Records supplied
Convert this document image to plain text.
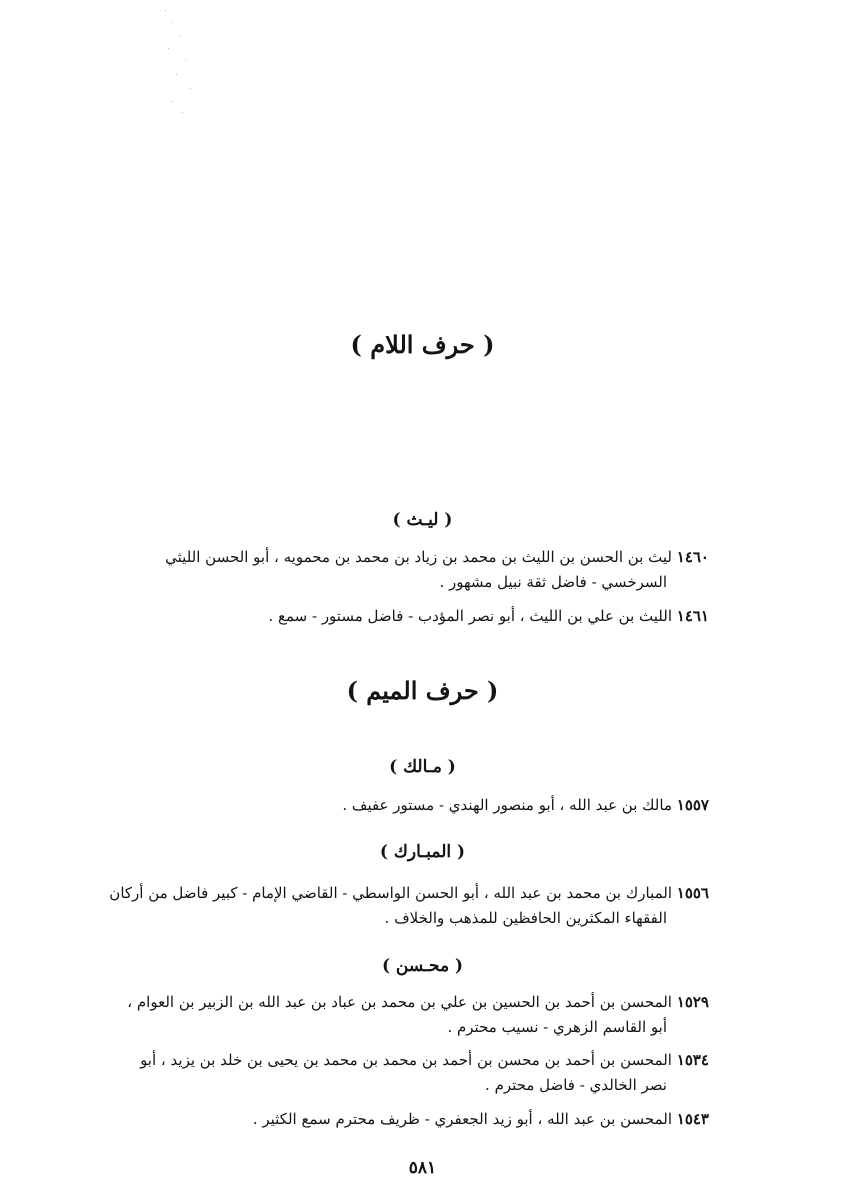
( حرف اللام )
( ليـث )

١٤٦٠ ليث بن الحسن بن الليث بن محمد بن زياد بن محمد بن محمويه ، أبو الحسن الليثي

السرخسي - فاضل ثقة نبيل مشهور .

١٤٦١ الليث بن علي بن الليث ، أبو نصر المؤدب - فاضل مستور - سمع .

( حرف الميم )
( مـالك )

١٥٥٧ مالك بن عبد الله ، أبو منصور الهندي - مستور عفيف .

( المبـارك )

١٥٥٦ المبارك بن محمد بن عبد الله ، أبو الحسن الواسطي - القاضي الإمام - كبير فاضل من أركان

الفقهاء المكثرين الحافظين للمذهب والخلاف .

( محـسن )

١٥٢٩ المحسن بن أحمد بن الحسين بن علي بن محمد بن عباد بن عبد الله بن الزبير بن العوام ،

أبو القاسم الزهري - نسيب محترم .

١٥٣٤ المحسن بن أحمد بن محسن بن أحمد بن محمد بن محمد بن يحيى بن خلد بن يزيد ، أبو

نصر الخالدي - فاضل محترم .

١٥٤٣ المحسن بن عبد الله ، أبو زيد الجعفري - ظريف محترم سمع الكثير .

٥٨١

...

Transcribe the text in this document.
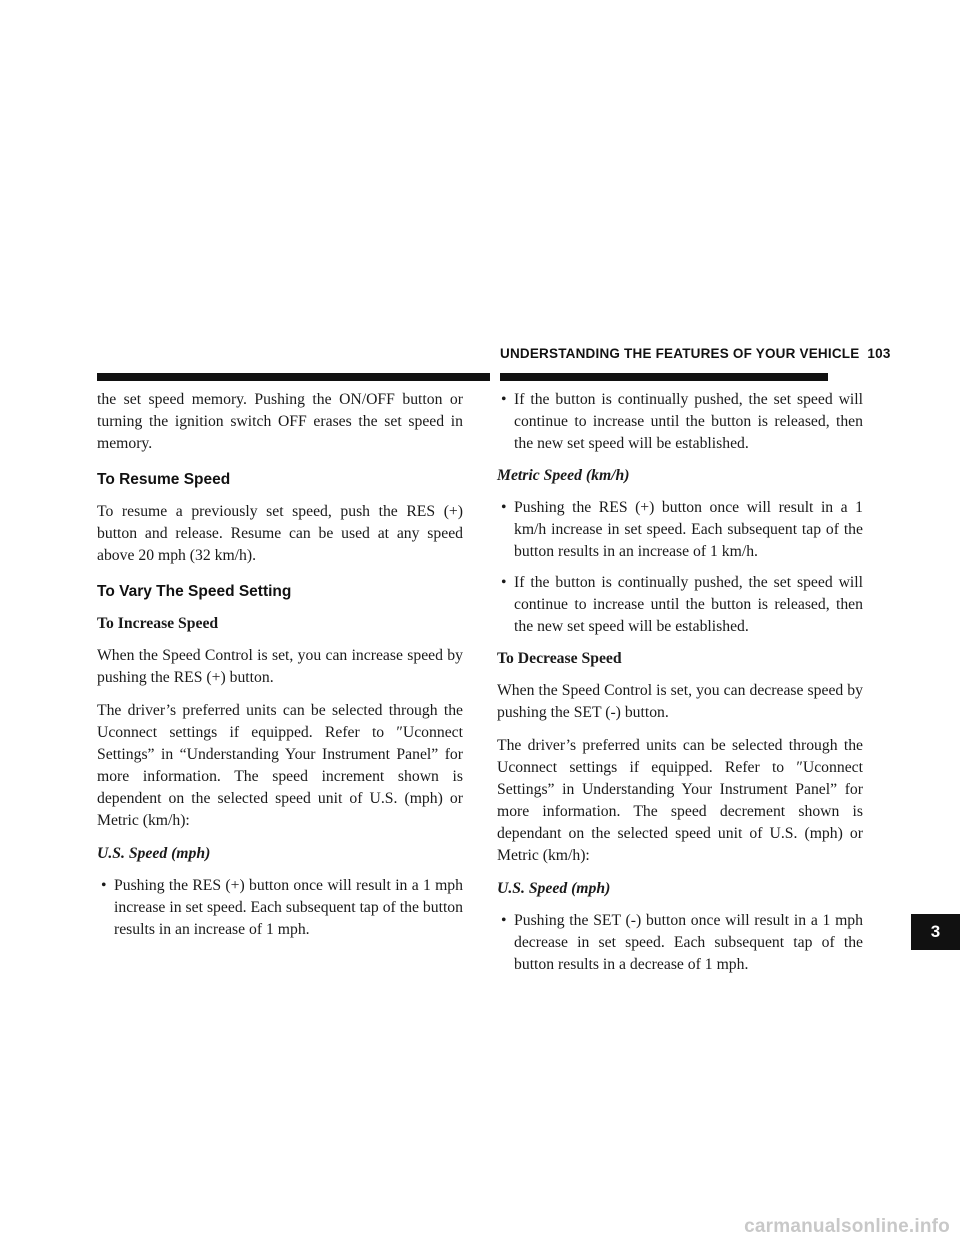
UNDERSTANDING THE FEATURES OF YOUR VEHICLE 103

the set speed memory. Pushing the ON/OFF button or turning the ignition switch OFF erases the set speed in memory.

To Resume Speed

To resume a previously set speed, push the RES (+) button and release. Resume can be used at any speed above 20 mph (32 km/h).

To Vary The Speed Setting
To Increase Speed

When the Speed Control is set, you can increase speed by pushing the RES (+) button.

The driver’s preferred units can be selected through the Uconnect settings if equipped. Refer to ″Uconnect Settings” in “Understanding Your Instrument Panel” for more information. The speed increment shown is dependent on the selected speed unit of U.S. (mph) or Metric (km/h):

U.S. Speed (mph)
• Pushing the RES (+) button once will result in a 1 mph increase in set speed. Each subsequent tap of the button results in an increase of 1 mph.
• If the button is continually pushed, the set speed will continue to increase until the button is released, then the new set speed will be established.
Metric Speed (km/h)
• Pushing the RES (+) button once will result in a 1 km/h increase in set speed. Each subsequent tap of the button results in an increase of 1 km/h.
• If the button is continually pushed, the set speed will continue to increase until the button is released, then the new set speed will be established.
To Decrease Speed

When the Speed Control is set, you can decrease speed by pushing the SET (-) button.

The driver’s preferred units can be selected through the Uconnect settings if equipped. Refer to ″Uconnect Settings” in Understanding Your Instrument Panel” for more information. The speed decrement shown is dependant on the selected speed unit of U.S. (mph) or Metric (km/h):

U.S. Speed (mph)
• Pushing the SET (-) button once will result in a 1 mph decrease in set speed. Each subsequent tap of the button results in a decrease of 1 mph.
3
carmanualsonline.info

What you should do
Pick out and copy the lines of the material that include the word "محترم".

Answer to this problem
أبو القاسم الزهري - نسيب محترم .
نصر الخالدي - فاضل محترم .
١٥٤٣ المحسن بن عبد الله ، أبو زيد الجعفري - ظريف محترم سمع الكثير .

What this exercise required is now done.